=== BRIEF ===
An exact copy of every record is needed.

=== INPUT FOR THIS TASK ===
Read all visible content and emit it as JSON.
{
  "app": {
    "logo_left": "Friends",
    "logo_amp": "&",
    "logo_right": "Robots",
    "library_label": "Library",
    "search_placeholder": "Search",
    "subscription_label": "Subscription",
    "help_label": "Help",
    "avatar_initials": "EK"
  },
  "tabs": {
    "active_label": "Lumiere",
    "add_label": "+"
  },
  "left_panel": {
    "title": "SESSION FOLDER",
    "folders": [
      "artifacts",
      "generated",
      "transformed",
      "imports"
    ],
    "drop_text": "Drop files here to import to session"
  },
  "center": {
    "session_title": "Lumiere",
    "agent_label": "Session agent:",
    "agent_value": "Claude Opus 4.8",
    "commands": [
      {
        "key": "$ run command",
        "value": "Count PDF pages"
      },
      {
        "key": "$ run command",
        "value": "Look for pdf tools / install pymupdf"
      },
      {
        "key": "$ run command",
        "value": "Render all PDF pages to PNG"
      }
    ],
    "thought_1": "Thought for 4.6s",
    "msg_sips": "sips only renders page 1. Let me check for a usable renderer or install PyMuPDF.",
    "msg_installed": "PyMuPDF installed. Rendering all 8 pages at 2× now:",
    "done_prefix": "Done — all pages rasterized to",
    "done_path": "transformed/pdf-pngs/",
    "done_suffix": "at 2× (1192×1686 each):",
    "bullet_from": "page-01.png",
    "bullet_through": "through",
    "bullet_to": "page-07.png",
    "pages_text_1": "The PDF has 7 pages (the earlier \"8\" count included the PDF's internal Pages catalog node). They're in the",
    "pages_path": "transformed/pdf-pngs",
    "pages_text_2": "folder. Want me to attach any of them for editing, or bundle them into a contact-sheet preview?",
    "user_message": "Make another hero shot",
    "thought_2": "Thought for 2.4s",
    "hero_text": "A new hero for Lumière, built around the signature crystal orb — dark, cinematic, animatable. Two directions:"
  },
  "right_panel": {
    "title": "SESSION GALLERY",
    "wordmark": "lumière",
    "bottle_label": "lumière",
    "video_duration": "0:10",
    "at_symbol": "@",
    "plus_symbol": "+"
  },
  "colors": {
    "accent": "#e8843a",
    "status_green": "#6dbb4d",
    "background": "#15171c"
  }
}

=== OUTPUT OF THE EXERCISE ===
Read all visible content and emit it as JSON.
{
  "app": {
    "logo_left": "Friends",
    "logo_amp": "&",
    "logo_right": "Robots",
    "library_label": "Library",
    "search_placeholder": "Search",
    "subscription_label": "Subscription",
    "help_label": "Help",
    "avatar_initials": "EK"
  },
  "tabs": {
    "active_label": "Lumiere",
    "add_label": "+"
  },
  "left_panel": {
    "title": "SESSION FOLDER",
    "folders": [
      "artifacts",
      "generated",
      "transformed",
      "imports"
    ],
    "drop_text": "Drop files here to import to session"
  },
  "center": {
    "session_title": "Lumiere",
    "agent_label": "Session agent:",
    "agent_value": "Claude Opus 4.8",
    "commands": [
      {
        "key": "$ run command",
        "value": "Count PDF pages"
      },
      {
        "key": "$ run command",
        "value": "Look for pdf tools / install pymupdf"
      },
      {
        "key": "$ run command",
        "value": "Render all PDF pages to PNG"
      }
    ],
    "thought_1": "Thought for 4.6s",
    "msg_sips": "sips only renders page 1. Let me check for a usable renderer or install PyMuPDF.",
    "msg_installed": "PyMuPDF installed. Rendering all 8 pages at 2× now:",
    "done_prefix": "Done — all pages rasterized to",
    "done_path": "transformed/pdf-pngs/",
    "done_suffix": "at 2× (1192×1686 each):",
    "bullet_from": "page-01.png",
    "bullet_through": "through",
    "bullet_to": "page-07.png",
    "pages_text_1": "The PDF has 7 pages (the earlier \"8\" count included the PDF's internal Pages catalog node). They're in the",
    "pages_path": "transformed/pdf-pngs",
    "pages_text_2": "folder. Want me to attach any of them for editing, or bundle them into a contact-sheet preview?",
    "user_message": "Make another hero shot",
    "thought_2": "Thought for 2.4s",
    "hero_text": "A new hero for Lumière, built around the signature crystal orb — dark, cinematic, animatable. Two directions:"
  },
  "right_panel": {
    "title": "SESSION GALLERY",
    "wordmark": "lumière",
    "bottle_label": "lumière",
    "video_duration": "0:10",
    "at_symbol": "@",
    "plus_symbol": "+"
  },
  "colors": {
    "accent": "#e8843a",
    "status_green": "#6dbb4d",
    "background": "#15171c"
  }
}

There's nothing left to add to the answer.